Find every line with the string "Inställningar" in the material below and copy it.
___ Source data ___
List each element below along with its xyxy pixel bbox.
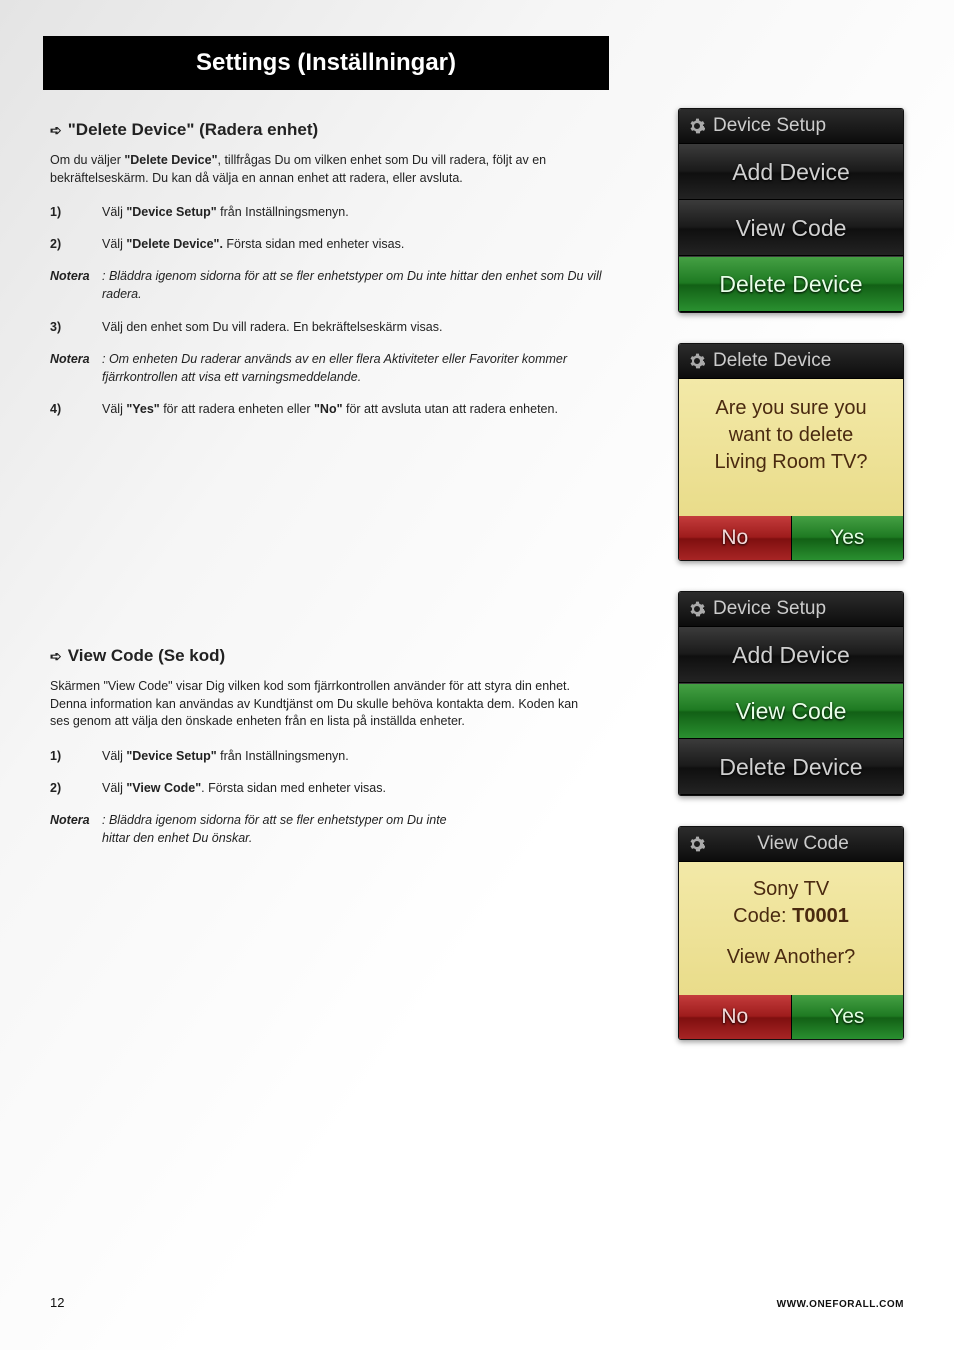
menu-view-code[interactable]: View Code xyxy=(679,200,903,256)
page-title: Settings (Inställningar) xyxy=(196,49,456,77)
menu-add-device[interactable]: Add Device xyxy=(679,627,903,683)
step-row: 3) Välj den enhet som Du vill radera. En… xyxy=(50,318,610,336)
yes-button[interactable]: Yes xyxy=(792,995,904,1039)
note-row: Notera : Bläddra igenom sidorna för att … xyxy=(50,267,610,303)
step-row: 2) Välj "Delete Device". Första sidan me… xyxy=(50,235,610,253)
menu-delete-device[interactable]: Delete Device xyxy=(679,739,903,795)
no-button[interactable]: No xyxy=(679,995,792,1039)
viewcode-body: Sony TV Code: T0001 View Another? xyxy=(679,862,903,995)
gear-icon xyxy=(689,353,705,369)
gear-icon xyxy=(689,836,705,852)
menu-view-code[interactable]: View Code xyxy=(679,683,903,739)
note-row: Notera : Om enheten Du raderar används a… xyxy=(50,350,610,386)
arrow-icon: ➪ xyxy=(50,649,62,663)
gear-icon xyxy=(689,118,705,134)
step-row: 2) Välj "View Code". Första sidan med en… xyxy=(50,779,580,797)
no-button[interactable]: No xyxy=(679,516,792,560)
page-title-bar: Settings (Inställningar) xyxy=(43,36,609,90)
section1-intro: Om du väljer "Delete Device", tillfrågas… xyxy=(50,152,610,187)
screen-device-setup-delete: Device Setup Add Device View Code Delete… xyxy=(678,108,904,313)
section-heading-delete: ➪ "Delete Device" (Radera enhet) xyxy=(50,120,610,140)
gear-icon xyxy=(689,601,705,617)
step-row: 1) Välj "Device Setup" från Inställnings… xyxy=(50,203,610,221)
menu-add-device[interactable]: Add Device xyxy=(679,144,903,200)
page-number: 12 xyxy=(50,1295,64,1310)
section2-intro: Skärmen "View Code" visar Dig vilken kod… xyxy=(50,678,580,731)
step-row: 4) Välj "Yes" för att radera enheten ell… xyxy=(50,400,610,418)
confirm-body: Are you sure you want to delete Living R… xyxy=(679,379,903,516)
menu-delete-device[interactable]: Delete Device xyxy=(679,256,903,312)
screen-title: Device Setup xyxy=(679,592,903,627)
note-row: Notera : Bläddra igenom sidorna för att … xyxy=(50,811,470,847)
screen-title: View Code xyxy=(679,827,903,862)
section-heading-viewcode: ➪ View Code (Se kod) xyxy=(50,646,580,666)
screen-title: Delete Device xyxy=(679,344,903,379)
footer-url: WWW.ONEFORALL.COM xyxy=(777,1299,904,1310)
screen-title: Device Setup xyxy=(679,109,903,144)
screen-viewcode-result: View Code Sony TV Code: T0001 View Anoth… xyxy=(678,826,904,1040)
step-row: 1) Välj "Device Setup" från Inställnings… xyxy=(50,747,580,765)
yes-button[interactable]: Yes xyxy=(792,516,904,560)
arrow-icon: ➪ xyxy=(50,123,62,137)
screen-device-setup-viewcode: Device Setup Add Device View Code Delete… xyxy=(678,591,904,796)
screen-delete-confirm: Delete Device Are you sure you want to d… xyxy=(678,343,904,561)
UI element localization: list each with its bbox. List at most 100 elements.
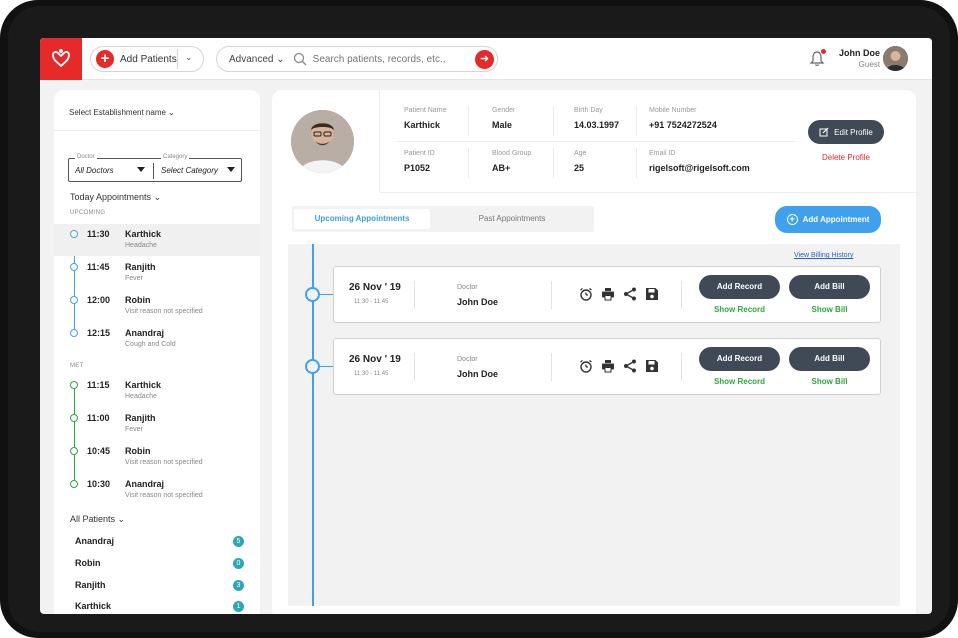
category-legend: Category bbox=[161, 154, 190, 160]
doctor-select[interactable]: All Doctors bbox=[75, 166, 114, 175]
list-item[interactable]: 12:15 Anandraj Cough and Cold bbox=[54, 323, 260, 355]
chevron-down-icon[interactable]: ⌄ bbox=[185, 52, 193, 63]
all-patients-toggle[interactable]: All Patients ⌄ bbox=[70, 514, 125, 525]
timeline-dot bbox=[70, 381, 78, 389]
appointment-reason: Visit reason not specified bbox=[125, 308, 203, 315]
timeline-node bbox=[305, 287, 320, 302]
top-bar: + Add Patients ⌄ Advanced ⌄ ➜ John Doe G… bbox=[40, 38, 932, 80]
search-bar: Advanced ⌄ ➜ bbox=[216, 46, 498, 72]
appointment-time: 10:45 bbox=[87, 446, 111, 456]
mobile-value: +91 7524272524 bbox=[649, 120, 717, 130]
show-bill-link[interactable]: Show Bill bbox=[789, 305, 870, 314]
view-billing-history-link[interactable]: View Billing History bbox=[794, 252, 853, 259]
show-record-link[interactable]: Show Record bbox=[699, 305, 780, 314]
patient-name-value: Karthick bbox=[404, 120, 441, 130]
add-bill-button[interactable]: Add Bill bbox=[789, 347, 870, 371]
timeline-dot bbox=[70, 263, 78, 271]
list-item[interactable]: 11:00 Ranjith Fever bbox=[54, 408, 260, 440]
avatar[interactable] bbox=[883, 46, 908, 71]
appointment-patient: Ranjith bbox=[125, 413, 156, 423]
list-item[interactable]: Anandraj 5 bbox=[74, 536, 244, 550]
appointment-time: 11:30 bbox=[87, 229, 110, 239]
establishment-select[interactable]: Select Establishment name ⌄ bbox=[69, 108, 175, 117]
list-item[interactable]: 10:30 Anandraj Visit reason not specifie… bbox=[54, 474, 260, 506]
appointment-time-range: 11:30 - 11:45 bbox=[354, 299, 389, 305]
edit-profile-button[interactable]: Edit Profile bbox=[808, 120, 884, 144]
age-value: 25 bbox=[574, 163, 585, 173]
doctor-legend: Doctor bbox=[75, 154, 97, 160]
user-role: Guest bbox=[858, 60, 880, 69]
appointment-time: 11:00 bbox=[87, 413, 110, 423]
save-icon[interactable] bbox=[645, 359, 659, 373]
appointment-reason: Fever bbox=[125, 426, 143, 433]
appointment-time: 12:15 bbox=[87, 328, 111, 338]
alarm-icon[interactable] bbox=[579, 287, 593, 301]
divider bbox=[551, 353, 552, 381]
list-item[interactable]: 11:30 Karthick Headache bbox=[54, 224, 260, 256]
printer-icon[interactable] bbox=[601, 359, 615, 373]
patient-avatar bbox=[291, 110, 354, 173]
timeline-dot bbox=[70, 480, 78, 488]
advanced-search-dropdown[interactable]: Advanced ⌄ bbox=[229, 54, 285, 65]
share-icon[interactable] bbox=[623, 359, 637, 373]
category-select[interactable]: Select Category bbox=[161, 166, 218, 175]
appointment-time: 10:30 bbox=[87, 479, 111, 489]
divider bbox=[414, 353, 415, 381]
list-item[interactable]: Ranjith 3 bbox=[74, 580, 244, 594]
divider bbox=[468, 148, 469, 178]
show-bill-link[interactable]: Show Bill bbox=[789, 377, 870, 386]
birth-day-value: 14.03.1997 bbox=[574, 120, 620, 130]
patient-name: Robin bbox=[75, 558, 101, 568]
advanced-label: Advanced bbox=[229, 53, 274, 65]
caret-down-icon[interactable] bbox=[137, 167, 145, 172]
tablet-bezel: + Add Patients ⌄ Advanced ⌄ ➜ John Doe G… bbox=[8, 6, 950, 632]
list-item[interactable]: Karthick 1 bbox=[74, 601, 244, 614]
patient-name: Karthick bbox=[75, 601, 112, 611]
add-patients-button[interactable]: + Add Patients ⌄ bbox=[90, 46, 204, 72]
timeline-dot bbox=[70, 329, 78, 337]
user-name: John Doe bbox=[838, 48, 880, 58]
arrow-right-icon[interactable]: ➜ bbox=[475, 50, 494, 69]
divider bbox=[553, 148, 554, 178]
add-record-button[interactable]: Add Record bbox=[699, 275, 780, 299]
add-patients-label: Add Patients bbox=[120, 53, 177, 65]
list-item[interactable]: 11:45 Ranjith Fever bbox=[54, 257, 260, 289]
patient-id-label: Patient ID bbox=[404, 150, 435, 157]
save-icon[interactable] bbox=[645, 287, 659, 301]
divider bbox=[681, 353, 682, 381]
appointment-patient: Robin bbox=[125, 295, 151, 305]
list-item[interactable]: 10:45 Robin Visit reason not specified bbox=[54, 441, 260, 473]
divider bbox=[396, 141, 796, 142]
all-patients-label: All Patients bbox=[70, 514, 116, 524]
today-appointments-toggle[interactable]: Today Appointments ⌄ bbox=[70, 192, 161, 203]
doctor-name: John Doe bbox=[457, 369, 499, 379]
divider bbox=[553, 106, 554, 136]
tab-upcoming-appointments[interactable]: Upcoming Appointments bbox=[294, 209, 430, 229]
blood-group-value: AB+ bbox=[492, 163, 511, 173]
tab-past-appointments[interactable]: Past Appointments bbox=[432, 209, 592, 229]
show-record-link[interactable]: Show Record bbox=[699, 377, 780, 386]
caret-down-icon[interactable] bbox=[227, 167, 235, 172]
plus-icon: + bbox=[786, 214, 798, 225]
add-appointment-button[interactable]: + Add Appointment bbox=[775, 206, 881, 233]
add-bill-button[interactable]: Add Bill bbox=[789, 275, 870, 299]
share-icon[interactable] bbox=[623, 287, 637, 301]
alarm-icon[interactable] bbox=[579, 359, 593, 373]
timeline-dot bbox=[70, 230, 78, 238]
today-label: Today Appointments bbox=[70, 192, 152, 202]
establishment-label: Select Establishment name bbox=[69, 108, 166, 117]
hand-heart-logo-icon[interactable] bbox=[40, 38, 82, 80]
add-record-button[interactable]: Add Record bbox=[699, 347, 780, 371]
doctor-label: Doctor bbox=[457, 356, 478, 363]
email-label: Email ID bbox=[649, 150, 676, 157]
filter-box: Doctor Category All Doctors Select Categ… bbox=[68, 154, 242, 182]
list-item[interactable]: 11:15 Karthick Headache bbox=[54, 375, 260, 407]
appointment-time: 12:00 bbox=[87, 295, 111, 305]
list-item[interactable]: Robin 0 bbox=[74, 558, 244, 572]
appointment-patient: Karthick bbox=[125, 229, 162, 239]
search-input[interactable] bbox=[312, 53, 473, 65]
printer-icon[interactable] bbox=[601, 287, 615, 301]
list-item[interactable]: 12:00 Robin Visit reason not specified bbox=[54, 290, 260, 322]
delete-profile-link[interactable]: Delete Profile bbox=[808, 153, 884, 162]
card-actions bbox=[579, 359, 659, 373]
___
**Response for this exercise:**
page-title: Settings (Inställningar) xyxy=(196,49,456,77)
page-title-bar: Settings (Inställningar) xyxy=(43,36,609,90)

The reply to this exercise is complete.